>> Begin Dataset extract

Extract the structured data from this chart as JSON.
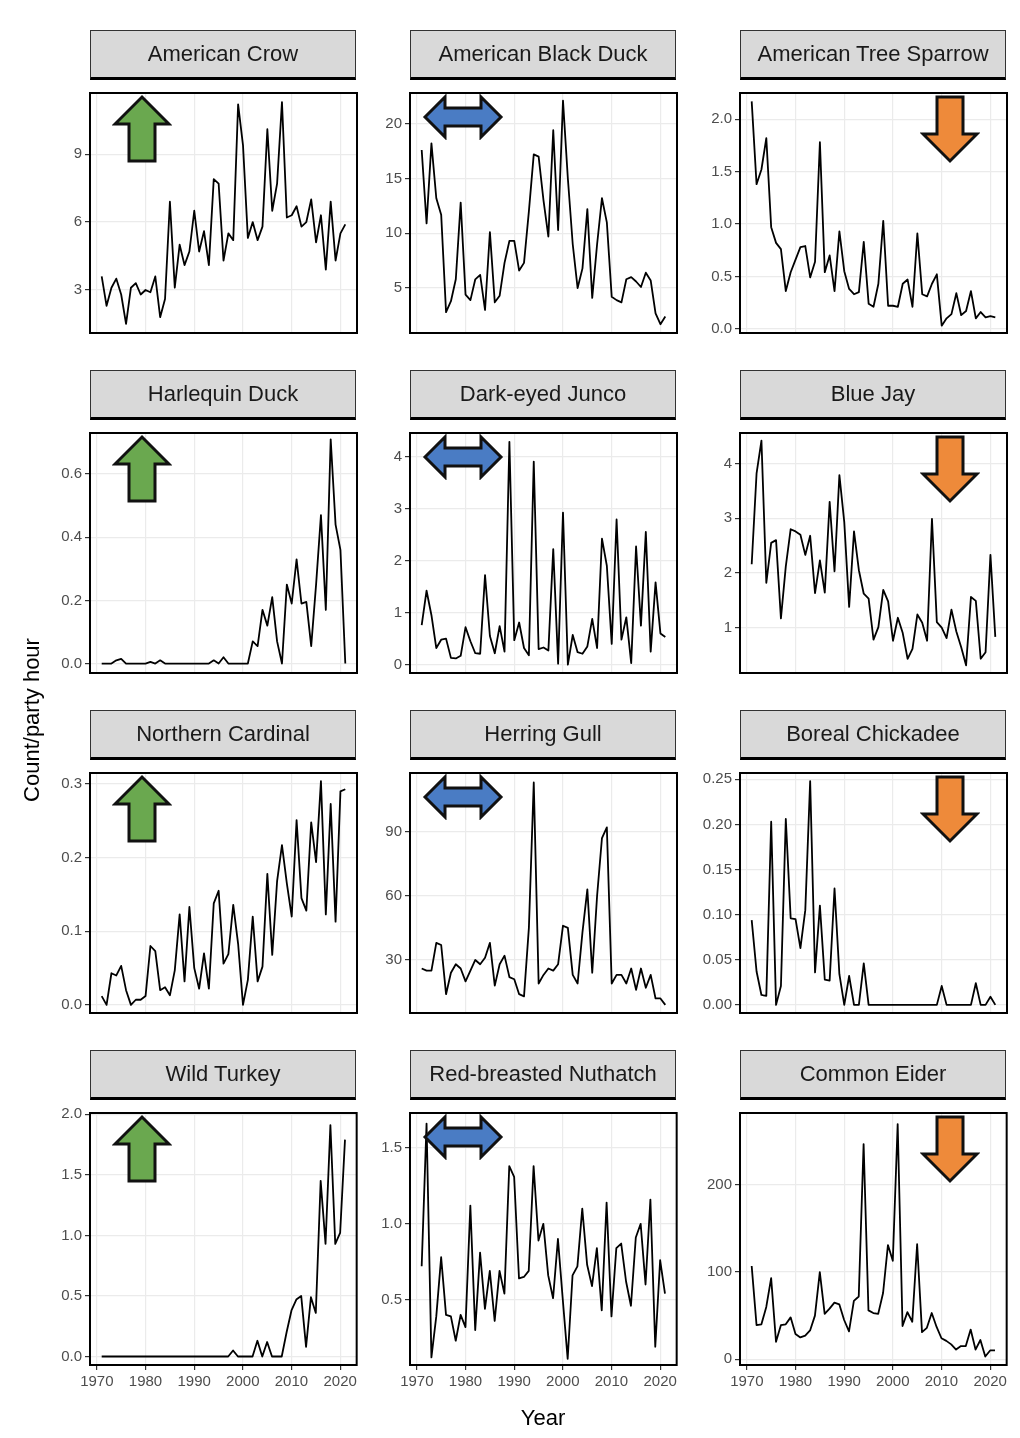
{
  "chart_data": [
    {
      "type": "line",
      "title": "American Crow",
      "x": [
        1971,
        1972,
        1973,
        1974,
        1975,
        1976,
        1977,
        1978,
        1979,
        1980,
        1981,
        1982,
        1983,
        1984,
        1985,
        1986,
        1987,
        1988,
        1989,
        1990,
        1991,
        1992,
        1993,
        1994,
        1995,
        1996,
        1997,
        1998,
        1999,
        2000,
        2001,
        2002,
        2003,
        2004,
        2005,
        2006,
        2007,
        2008,
        2009,
        2010,
        2011,
        2012,
        2013,
        2014,
        2015,
        2016,
        2017,
        2018,
        2019,
        2020,
        2021
      ],
      "values": [
        3.6,
        2.3,
        3.1,
        3.5,
        2.8,
        1.5,
        3.1,
        3.3,
        2.8,
        3.0,
        2.9,
        3.6,
        1.8,
        2.6,
        6.9,
        3.1,
        5.0,
        4.1,
        4.7,
        6.5,
        4.7,
        5.6,
        4.1,
        7.9,
        7.7,
        4.3,
        5.5,
        5.2,
        11.2,
        9.4,
        5.3,
        6.0,
        5.2,
        5.8,
        10.1,
        6.5,
        7.7,
        11.3,
        6.2,
        6.3,
        6.7,
        5.8,
        6.0,
        7.0,
        5.1,
        6.3,
        3.9,
        6.9,
        4.3,
        5.5,
        5.9
      ],
      "color": "#000000",
      "xlim": [
        1968.6,
        2023.4
      ],
      "xticks": [
        1970,
        1980,
        1990,
        2000,
        2010,
        2020
      ],
      "ylim": [
        1.1,
        11.7
      ],
      "yticks": [
        3,
        6,
        9
      ],
      "grid": true,
      "tick_labels": "y"
    },
    {
      "type": "line",
      "title": "American Black Duck",
      "x": [
        1971,
        1972,
        1973,
        1974,
        1975,
        1976,
        1977,
        1978,
        1979,
        1980,
        1981,
        1982,
        1983,
        1984,
        1985,
        1986,
        1987,
        1988,
        1989,
        1990,
        1991,
        1992,
        1993,
        1994,
        1995,
        1996,
        1997,
        1998,
        1999,
        2000,
        2001,
        2002,
        2003,
        2004,
        2005,
        2006,
        2007,
        2008,
        2009,
        2010,
        2011,
        2012,
        2013,
        2014,
        2015,
        2016,
        2017,
        2018,
        2019,
        2020,
        2021
      ],
      "values": [
        17.6,
        10.9,
        18.2,
        13.2,
        11.7,
        2.8,
        3.8,
        5.8,
        12.8,
        4.4,
        3.9,
        5.8,
        6.2,
        3.0,
        10.1,
        3.7,
        4.3,
        7.3,
        9.3,
        9.3,
        6.6,
        7.3,
        12.0,
        17.2,
        17.0,
        13.0,
        9.7,
        19.4,
        10.3,
        22.1,
        15.0,
        9.0,
        5.0,
        6.8,
        12.2,
        4.1,
        9.0,
        13.2,
        11.0,
        4.2,
        3.9,
        3.7,
        5.8,
        6.0,
        5.6,
        5.1,
        6.4,
        5.7,
        2.7,
        1.7,
        2.4
      ],
      "color": "#000000",
      "xlim": [
        1968.6,
        2023.4
      ],
      "xticks": [
        1970,
        1980,
        1990,
        2000,
        2010,
        2020
      ],
      "ylim": [
        0.9,
        22.8
      ],
      "yticks": [
        5,
        10,
        15,
        20
      ],
      "grid": true,
      "tick_labels": "y"
    },
    {
      "type": "line",
      "title": "American Tree Sparrow",
      "x": [
        1971,
        1972,
        1973,
        1974,
        1975,
        1976,
        1977,
        1978,
        1979,
        1980,
        1981,
        1982,
        1983,
        1984,
        1985,
        1986,
        1987,
        1988,
        1989,
        1990,
        1991,
        1992,
        1993,
        1994,
        1995,
        1996,
        1997,
        1998,
        1999,
        2000,
        2001,
        2002,
        2003,
        2004,
        2005,
        2006,
        2007,
        2008,
        2009,
        2010,
        2011,
        2012,
        2013,
        2014,
        2015,
        2016,
        2017,
        2018,
        2019,
        2020,
        2021
      ],
      "values": [
        2.17,
        1.38,
        1.52,
        1.82,
        0.97,
        0.82,
        0.76,
        0.36,
        0.54,
        0.66,
        0.78,
        0.79,
        0.49,
        0.64,
        1.78,
        0.54,
        0.7,
        0.36,
        0.93,
        0.55,
        0.38,
        0.33,
        0.35,
        0.83,
        0.24,
        0.21,
        0.43,
        1.03,
        0.22,
        0.22,
        0.21,
        0.43,
        0.47,
        0.21,
        0.91,
        0.33,
        0.31,
        0.43,
        0.52,
        0.03,
        0.1,
        0.14,
        0.34,
        0.13,
        0.17,
        0.36,
        0.1,
        0.16,
        0.11,
        0.12,
        0.11
      ],
      "color": "#000000",
      "xlim": [
        1968.6,
        2023.4
      ],
      "xticks": [
        1970,
        1980,
        1990,
        2000,
        2010,
        2020
      ],
      "ylim": [
        -0.04,
        2.25
      ],
      "yticks": [
        {
          "value": 0,
          "label": "0.0"
        },
        0.5,
        {
          "value": 1,
          "label": "1.0"
        },
        1.5,
        {
          "value": 2,
          "label": "2.0"
        }
      ],
      "grid": true,
      "tick_labels": "y"
    },
    {
      "type": "line",
      "title": "Harlequin Duck",
      "ylabel": "Count/party hour",
      "x": [
        1971,
        1972,
        1973,
        1974,
        1975,
        1976,
        1977,
        1978,
        1979,
        1980,
        1981,
        1982,
        1983,
        1984,
        1985,
        1986,
        1987,
        1988,
        1989,
        1990,
        1991,
        1992,
        1993,
        1994,
        1995,
        1996,
        1997,
        1998,
        1999,
        2000,
        2001,
        2002,
        2003,
        2004,
        2005,
        2006,
        2007,
        2008,
        2009,
        2010,
        2011,
        2012,
        2013,
        2014,
        2015,
        2016,
        2017,
        2018,
        2019,
        2020,
        2021
      ],
      "values": [
        0,
        0,
        0,
        0.01,
        0.015,
        0,
        0,
        0,
        0,
        0,
        0.005,
        0,
        0.01,
        0,
        0,
        0,
        0,
        0,
        0,
        0,
        0,
        0,
        0,
        0.01,
        0,
        0.02,
        0,
        0,
        0,
        0,
        0,
        0.07,
        0.055,
        0.17,
        0.12,
        0.21,
        0.07,
        0,
        0.25,
        0.19,
        0.33,
        0.19,
        0.195,
        0.055,
        0.25,
        0.47,
        0.17,
        0.71,
        0.44,
        0.36,
        0
      ],
      "color": "#000000",
      "xlim": [
        1968.6,
        2023.4
      ],
      "xticks": [
        1970,
        1980,
        1990,
        2000,
        2010,
        2020
      ],
      "ylim": [
        -0.03,
        0.73
      ],
      "yticks": [
        {
          "value": 0,
          "label": "0.0"
        },
        0.2,
        0.4,
        0.6
      ],
      "grid": true,
      "tick_labels": "y"
    },
    {
      "type": "line",
      "title": "Dark-eyed Junco",
      "x": [
        1971,
        1972,
        1973,
        1974,
        1975,
        1976,
        1977,
        1978,
        1979,
        1980,
        1981,
        1982,
        1983,
        1984,
        1985,
        1986,
        1987,
        1988,
        1989,
        1990,
        1991,
        1992,
        1993,
        1994,
        1995,
        1996,
        1997,
        1998,
        1999,
        2000,
        2001,
        2002,
        2003,
        2004,
        2005,
        2006,
        2007,
        2008,
        2009,
        2010,
        2011,
        2012,
        2013,
        2014,
        2015,
        2016,
        2017,
        2018,
        2019,
        2020,
        2021
      ],
      "values": [
        0.76,
        1.42,
        0.95,
        0.32,
        0.48,
        0.5,
        0.13,
        0.12,
        0.17,
        0.72,
        0.45,
        0.22,
        0.21,
        1.72,
        0.55,
        0.22,
        0.74,
        0.25,
        4.28,
        0.47,
        0.81,
        0.32,
        0.18,
        3.9,
        0.3,
        0.33,
        0.27,
        2.22,
        0.02,
        2.92,
        0,
        0.57,
        0.24,
        0.21,
        0.35,
        0.88,
        0.32,
        2.42,
        1.9,
        0.4,
        2.79,
        0.48,
        0.91,
        0.03,
        2.27,
        0.75,
        2.55,
        0.25,
        1.58,
        0.6,
        0.53
      ],
      "color": "#000000",
      "xlim": [
        1968.6,
        2023.4
      ],
      "xticks": [
        1970,
        1980,
        1990,
        2000,
        2010,
        2020
      ],
      "ylim": [
        -0.16,
        4.45
      ],
      "yticks": [
        0,
        1,
        2,
        3,
        4
      ],
      "grid": true,
      "tick_labels": "y"
    },
    {
      "type": "line",
      "title": "Blue Jay",
      "x": [
        1971,
        1972,
        1973,
        1974,
        1975,
        1976,
        1977,
        1978,
        1979,
        1980,
        1981,
        1982,
        1983,
        1984,
        1985,
        1986,
        1987,
        1988,
        1989,
        1990,
        1991,
        1992,
        1993,
        1994,
        1995,
        1996,
        1997,
        1998,
        1999,
        2000,
        2001,
        2002,
        2003,
        2004,
        2005,
        2006,
        2007,
        2008,
        2009,
        2010,
        2011,
        2012,
        2013,
        2014,
        2015,
        2016,
        2017,
        2018,
        2019,
        2020,
        2021
      ],
      "values": [
        2.16,
        3.82,
        4.42,
        1.82,
        2.55,
        2.6,
        1.17,
        2.12,
        2.8,
        2.76,
        2.7,
        2.33,
        2.68,
        1.63,
        2.23,
        1.64,
        3.3,
        2.03,
        3.79,
        2.93,
        1.38,
        2.76,
        2.05,
        1.62,
        1.53,
        0.78,
        1.01,
        1.69,
        1.48,
        0.76,
        1.18,
        0.9,
        0.43,
        0.61,
        1.24,
        1.09,
        0.76,
        2.99,
        1.1,
        1.0,
        0.81,
        1.33,
        0.93,
        0.64,
        0.31,
        1.56,
        1.49,
        0.43,
        0.55,
        2.33,
        0.83
      ],
      "color": "#000000",
      "xlim": [
        1968.6,
        2023.4
      ],
      "xticks": [
        1970,
        1980,
        1990,
        2000,
        2010,
        2020
      ],
      "ylim": [
        0.17,
        4.56
      ],
      "yticks": [
        1,
        2,
        3,
        4
      ],
      "grid": true,
      "tick_labels": "y"
    },
    {
      "type": "line",
      "title": "Northern Cardinal",
      "x": [
        1971,
        1972,
        1973,
        1974,
        1975,
        1976,
        1977,
        1978,
        1979,
        1980,
        1981,
        1982,
        1983,
        1984,
        1985,
        1986,
        1987,
        1988,
        1989,
        1990,
        1991,
        1992,
        1993,
        1994,
        1995,
        1996,
        1997,
        1998,
        1999,
        2000,
        2001,
        2002,
        2003,
        2004,
        2005,
        2006,
        2007,
        2008,
        2009,
        2010,
        2011,
        2012,
        2013,
        2014,
        2015,
        2016,
        2017,
        2018,
        2019,
        2020,
        2021
      ],
      "values": [
        0.012,
        0,
        0.043,
        0.04,
        0.053,
        0.02,
        0,
        0.007,
        0.007,
        0.012,
        0.08,
        0.073,
        0.02,
        0.024,
        0.013,
        0.047,
        0.123,
        0.032,
        0.133,
        0.05,
        0.022,
        0.07,
        0.022,
        0.138,
        0.155,
        0.056,
        0.069,
        0.136,
        0.083,
        0,
        0.034,
        0.12,
        0.032,
        0.052,
        0.178,
        0.068,
        0.168,
        0.217,
        0.165,
        0.12,
        0.251,
        0.145,
        0.128,
        0.248,
        0.194,
        0.304,
        0.123,
        0.273,
        0.113,
        0.29,
        0.293
      ],
      "color": "#000000",
      "xlim": [
        1968.6,
        2023.4
      ],
      "xticks": [
        1970,
        1980,
        1990,
        2000,
        2010,
        2020
      ],
      "ylim": [
        -0.011,
        0.315
      ],
      "yticks": [
        {
          "value": 0,
          "label": "0.0"
        },
        0.1,
        0.2,
        0.3
      ],
      "grid": true,
      "tick_labels": "y"
    },
    {
      "type": "line",
      "title": "Herring Gull",
      "x": [
        1971,
        1972,
        1973,
        1974,
        1975,
        1976,
        1977,
        1978,
        1979,
        1980,
        1981,
        1982,
        1983,
        1984,
        1985,
        1986,
        1987,
        1988,
        1989,
        1990,
        1991,
        1992,
        1993,
        1994,
        1995,
        1996,
        1997,
        1998,
        1999,
        2000,
        2001,
        2002,
        2003,
        2004,
        2005,
        2006,
        2007,
        2008,
        2009,
        2010,
        2011,
        2012,
        2013,
        2014,
        2015,
        2016,
        2017,
        2018,
        2019,
        2020,
        2021
      ],
      "values": [
        26,
        25,
        25,
        38,
        37,
        14,
        24,
        28,
        26,
        20,
        25,
        30,
        28,
        31,
        38,
        18,
        28,
        32,
        22,
        21,
        14,
        13,
        45,
        113,
        19,
        23,
        26,
        25,
        28,
        46,
        45,
        23,
        19,
        43,
        63,
        24,
        60,
        87,
        92,
        19,
        23,
        23,
        19,
        26,
        16,
        26,
        17,
        23,
        12,
        12,
        9
      ],
      "color": "#000000",
      "xlim": [
        1968.6,
        2023.4
      ],
      "xticks": [
        1970,
        1980,
        1990,
        2000,
        2010,
        2020
      ],
      "ylim": [
        5.2,
        117.4
      ],
      "yticks": [
        30,
        60,
        90
      ],
      "grid": true,
      "tick_labels": "y"
    },
    {
      "type": "line",
      "title": "Boreal Chickadee",
      "x": [
        1971,
        1972,
        1973,
        1974,
        1975,
        1976,
        1977,
        1978,
        1979,
        1980,
        1981,
        1982,
        1983,
        1984,
        1985,
        1986,
        1987,
        1988,
        1989,
        1990,
        1991,
        1992,
        1993,
        1994,
        1995,
        1996,
        1997,
        1998,
        1999,
        2000,
        2001,
        2002,
        2003,
        2004,
        2005,
        2006,
        2007,
        2008,
        2009,
        2010,
        2011,
        2012,
        2013,
        2014,
        2015,
        2016,
        2017,
        2018,
        2019,
        2020,
        2021
      ],
      "values": [
        0.094,
        0.037,
        0.011,
        0.01,
        0.203,
        0,
        0.021,
        0.206,
        0.096,
        0.095,
        0.063,
        0.105,
        0.248,
        0.036,
        0.11,
        0.028,
        0.027,
        0.129,
        0.034,
        0,
        0.032,
        0,
        0,
        0.046,
        0,
        0,
        0,
        0,
        0,
        0,
        0,
        0,
        0,
        0,
        0,
        0,
        0,
        0,
        0,
        0.021,
        0,
        0,
        0,
        0,
        0,
        0,
        0.024,
        0,
        0,
        0.009,
        0
      ],
      "color": "#000000",
      "xlim": [
        1968.6,
        2023.4
      ],
      "xticks": [
        1970,
        1980,
        1990,
        2000,
        2010,
        2020
      ],
      "ylim": [
        -0.009,
        0.257
      ],
      "yticks": [
        {
          "value": 0,
          "label": "0.00"
        },
        {
          "value": 0.05,
          "label": "0.05"
        },
        {
          "value": 0.1,
          "label": "0.10"
        },
        {
          "value": 0.15,
          "label": "0.15"
        },
        {
          "value": 0.2,
          "label": "0.20"
        },
        {
          "value": 0.25,
          "label": "0.25"
        }
      ],
      "grid": true,
      "tick_labels": "y"
    },
    {
      "type": "line",
      "title": "Wild Turkey",
      "x": [
        1971,
        1972,
        1973,
        1974,
        1975,
        1976,
        1977,
        1978,
        1979,
        1980,
        1981,
        1982,
        1983,
        1984,
        1985,
        1986,
        1987,
        1988,
        1989,
        1990,
        1991,
        1992,
        1993,
        1994,
        1995,
        1996,
        1997,
        1998,
        1999,
        2000,
        2001,
        2002,
        2003,
        2004,
        2005,
        2006,
        2007,
        2008,
        2009,
        2010,
        2011,
        2012,
        2013,
        2014,
        2015,
        2016,
        2017,
        2018,
        2019,
        2020,
        2021
      ],
      "values": [
        0,
        0,
        0,
        0,
        0,
        0,
        0,
        0,
        0,
        0,
        0,
        0,
        0,
        0,
        0,
        0,
        0,
        0,
        0,
        0,
        0,
        0,
        0,
        0,
        0,
        0,
        0,
        0.05,
        0,
        0,
        0,
        0,
        0.13,
        0,
        0.12,
        0,
        0,
        0,
        0.2,
        0.38,
        0.47,
        0.5,
        0.08,
        0.49,
        0.36,
        1.45,
        0.93,
        1.91,
        0.93,
        1.02,
        1.79
      ],
      "color": "#000000",
      "xlim": [
        1968.6,
        2023.4
      ],
      "xticks": [
        1970,
        1980,
        1990,
        2000,
        2010,
        2020
      ],
      "ylim": [
        -0.07,
        2.01
      ],
      "yticks": [
        {
          "value": 0,
          "label": "0.0"
        },
        0.5,
        {
          "value": 1,
          "label": "1.0"
        },
        1.5,
        {
          "value": 2,
          "label": "2.0"
        }
      ],
      "grid": true
    },
    {
      "type": "line",
      "title": "Red-breasted Nuthatch",
      "xlabel": "Year",
      "x": [
        1971,
        1972,
        1973,
        1974,
        1975,
        1976,
        1977,
        1978,
        1979,
        1980,
        1981,
        1982,
        1983,
        1984,
        1985,
        1986,
        1987,
        1988,
        1989,
        1990,
        1991,
        1992,
        1993,
        1994,
        1995,
        1996,
        1997,
        1998,
        1999,
        2000,
        2001,
        2002,
        2003,
        2004,
        2005,
        2006,
        2007,
        2008,
        2009,
        2010,
        2011,
        2012,
        2013,
        2014,
        2015,
        2016,
        2017,
        2018,
        2019,
        2020,
        2021
      ],
      "values": [
        0.72,
        1.66,
        0.12,
        0.39,
        0.78,
        0.4,
        0.39,
        0.23,
        0.4,
        0.32,
        1.12,
        0.3,
        0.81,
        0.44,
        0.69,
        0.36,
        0.69,
        0.54,
        1.38,
        1.31,
        0.64,
        0.65,
        0.69,
        1.38,
        0.89,
        1.0,
        0.66,
        0.51,
        0.9,
        0.5,
        0.11,
        0.66,
        0.72,
        1.1,
        0.73,
        0.59,
        0.84,
        0.43,
        1.14,
        0.39,
        0.84,
        0.87,
        0.62,
        0.46,
        0.91,
        1.0,
        0.6,
        1.16,
        0.19,
        0.76,
        0.54
      ],
      "color": "#000000",
      "xlim": [
        1968.6,
        2023.4
      ],
      "xticks": [
        1970,
        1980,
        1990,
        2000,
        2010,
        2020
      ],
      "ylim": [
        0.07,
        1.73
      ],
      "yticks": [
        0.5,
        {
          "value": 1,
          "label": "1.0"
        },
        1.5
      ],
      "grid": true
    },
    {
      "type": "line",
      "title": "Common Eider",
      "x": [
        1971,
        1972,
        1973,
        1974,
        1975,
        1976,
        1977,
        1978,
        1979,
        1980,
        1981,
        1982,
        1983,
        1984,
        1985,
        1986,
        1987,
        1988,
        1989,
        1990,
        1991,
        1992,
        1993,
        1994,
        1995,
        1996,
        1997,
        1998,
        1999,
        2000,
        2001,
        2002,
        2003,
        2004,
        2005,
        2006,
        2007,
        2008,
        2009,
        2010,
        2011,
        2012,
        2013,
        2014,
        2015,
        2016,
        2017,
        2018,
        2019,
        2020,
        2021
      ],
      "values": [
        107,
        39,
        40,
        60,
        93,
        20,
        39,
        40,
        48,
        29,
        25,
        27,
        33,
        50,
        100,
        52,
        58,
        65,
        63,
        45,
        32,
        67,
        72,
        247,
        56,
        53,
        52,
        76,
        131,
        113,
        270,
        38,
        54,
        43,
        132,
        31,
        36,
        53,
        37,
        24,
        21,
        17,
        11,
        15,
        15,
        34,
        11,
        22,
        3,
        10,
        10
      ],
      "color": "#000000",
      "xlim": [
        1968.6,
        2023.4
      ],
      "xticks": [
        1970,
        1980,
        1990,
        2000,
        2010,
        2020
      ],
      "ylim": [
        -6.7,
        282.7
      ],
      "yticks": [
        0,
        100,
        200
      ],
      "grid": true
    }
  ]
}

>> End Dataset extract

# [Required task]
Search the records for the word "title" and copy every line where it occurs.

# [Problem solution]
      "title": "American Crow",
      "title": "American Black Duck",
      "title": "American Tree Sparrow",
      "title": "Harlequin Duck",
      "title": "Dark-eyed Junco",
      "title": "Blue Jay",
      "title": "Northern Cardinal",
      "title": "Herring Gull",
      "title": "Boreal Chickadee",
      "title": "Wild Turkey",
      "title": "Red-breasted Nuthatch",
      "title": "Common Eider",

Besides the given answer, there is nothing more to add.